** RECORDS **
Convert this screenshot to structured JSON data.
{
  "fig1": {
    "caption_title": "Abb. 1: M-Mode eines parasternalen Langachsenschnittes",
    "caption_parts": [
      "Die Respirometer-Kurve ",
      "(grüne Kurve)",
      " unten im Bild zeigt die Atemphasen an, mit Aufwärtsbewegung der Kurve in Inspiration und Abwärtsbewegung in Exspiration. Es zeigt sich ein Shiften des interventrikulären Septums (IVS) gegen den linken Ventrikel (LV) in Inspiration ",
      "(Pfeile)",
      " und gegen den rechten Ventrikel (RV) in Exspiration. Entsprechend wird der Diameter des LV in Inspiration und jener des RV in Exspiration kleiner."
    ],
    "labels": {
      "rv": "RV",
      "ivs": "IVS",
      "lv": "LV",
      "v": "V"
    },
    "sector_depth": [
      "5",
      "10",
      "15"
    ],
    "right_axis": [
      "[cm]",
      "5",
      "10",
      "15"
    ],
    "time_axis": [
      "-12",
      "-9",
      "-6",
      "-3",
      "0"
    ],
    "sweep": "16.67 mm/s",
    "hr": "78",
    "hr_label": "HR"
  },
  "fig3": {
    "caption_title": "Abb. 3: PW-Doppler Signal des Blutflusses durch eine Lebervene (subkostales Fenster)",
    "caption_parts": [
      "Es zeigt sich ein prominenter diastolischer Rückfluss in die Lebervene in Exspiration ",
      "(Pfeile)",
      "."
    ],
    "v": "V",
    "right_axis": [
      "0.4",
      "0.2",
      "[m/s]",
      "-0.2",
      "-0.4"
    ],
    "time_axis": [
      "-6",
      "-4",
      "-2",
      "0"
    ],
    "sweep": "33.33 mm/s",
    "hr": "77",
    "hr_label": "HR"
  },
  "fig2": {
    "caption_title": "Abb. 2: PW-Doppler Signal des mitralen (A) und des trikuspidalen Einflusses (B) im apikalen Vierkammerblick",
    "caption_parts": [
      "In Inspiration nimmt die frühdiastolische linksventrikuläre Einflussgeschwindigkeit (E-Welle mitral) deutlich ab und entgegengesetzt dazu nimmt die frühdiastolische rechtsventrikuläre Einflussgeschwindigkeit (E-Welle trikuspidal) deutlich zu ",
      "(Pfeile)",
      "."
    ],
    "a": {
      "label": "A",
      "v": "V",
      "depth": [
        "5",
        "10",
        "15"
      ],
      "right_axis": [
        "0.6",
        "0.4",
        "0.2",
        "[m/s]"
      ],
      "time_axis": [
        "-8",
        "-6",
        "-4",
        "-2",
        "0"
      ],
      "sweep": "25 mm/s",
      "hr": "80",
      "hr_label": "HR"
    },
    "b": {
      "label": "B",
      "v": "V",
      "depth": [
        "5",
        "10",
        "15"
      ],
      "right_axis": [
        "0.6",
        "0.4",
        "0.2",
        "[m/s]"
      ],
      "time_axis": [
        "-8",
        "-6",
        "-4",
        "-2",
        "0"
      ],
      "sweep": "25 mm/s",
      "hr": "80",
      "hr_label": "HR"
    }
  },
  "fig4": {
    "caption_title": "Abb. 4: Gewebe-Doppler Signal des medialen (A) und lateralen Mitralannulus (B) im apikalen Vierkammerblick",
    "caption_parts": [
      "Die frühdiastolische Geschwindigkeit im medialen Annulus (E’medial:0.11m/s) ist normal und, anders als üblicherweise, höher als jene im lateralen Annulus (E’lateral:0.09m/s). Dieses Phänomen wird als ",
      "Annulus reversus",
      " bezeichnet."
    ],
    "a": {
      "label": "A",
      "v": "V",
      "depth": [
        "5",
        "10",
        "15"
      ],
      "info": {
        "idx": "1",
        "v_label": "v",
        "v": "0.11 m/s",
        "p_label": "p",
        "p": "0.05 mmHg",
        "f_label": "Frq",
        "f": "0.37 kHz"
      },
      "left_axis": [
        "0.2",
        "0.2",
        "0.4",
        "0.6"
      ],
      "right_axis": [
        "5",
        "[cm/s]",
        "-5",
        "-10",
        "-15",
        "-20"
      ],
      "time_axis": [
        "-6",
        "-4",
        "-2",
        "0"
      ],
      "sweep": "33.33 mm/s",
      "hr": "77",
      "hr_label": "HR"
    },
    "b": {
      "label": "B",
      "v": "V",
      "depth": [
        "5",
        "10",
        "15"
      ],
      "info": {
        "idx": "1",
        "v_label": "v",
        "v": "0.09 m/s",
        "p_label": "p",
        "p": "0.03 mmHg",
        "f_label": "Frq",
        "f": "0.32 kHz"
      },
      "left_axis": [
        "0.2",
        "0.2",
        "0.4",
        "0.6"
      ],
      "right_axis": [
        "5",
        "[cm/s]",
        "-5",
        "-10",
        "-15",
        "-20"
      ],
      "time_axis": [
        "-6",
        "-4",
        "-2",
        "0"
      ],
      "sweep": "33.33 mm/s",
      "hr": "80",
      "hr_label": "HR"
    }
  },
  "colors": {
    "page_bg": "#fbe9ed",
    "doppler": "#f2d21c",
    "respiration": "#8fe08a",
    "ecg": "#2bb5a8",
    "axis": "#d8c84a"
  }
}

** WHAT YOU WILL DO **
Copy every line of the listing containing the string "Exspiration".

** RESULT FOR THIS TASK **
      " unten im Bild zeigt die Atemphasen an, mit Aufwärtsbewegung der Kurve in Inspiration und Abwärtsbewegung in Exspiration. Es zeigt sich ein Shiften des interventrikulären Septums (IVS) gegen den linken Ventrikel (LV) in Inspiration ",
      " und gegen den rechten Ventrikel (RV) in Exspiration. Entsprechend wird der Diameter des LV in Inspiration und jener des RV in Exspiration kleiner."
      "Es zeigt sich ein prominenter diastolischer Rückfluss in die Lebervene in Exspiration ",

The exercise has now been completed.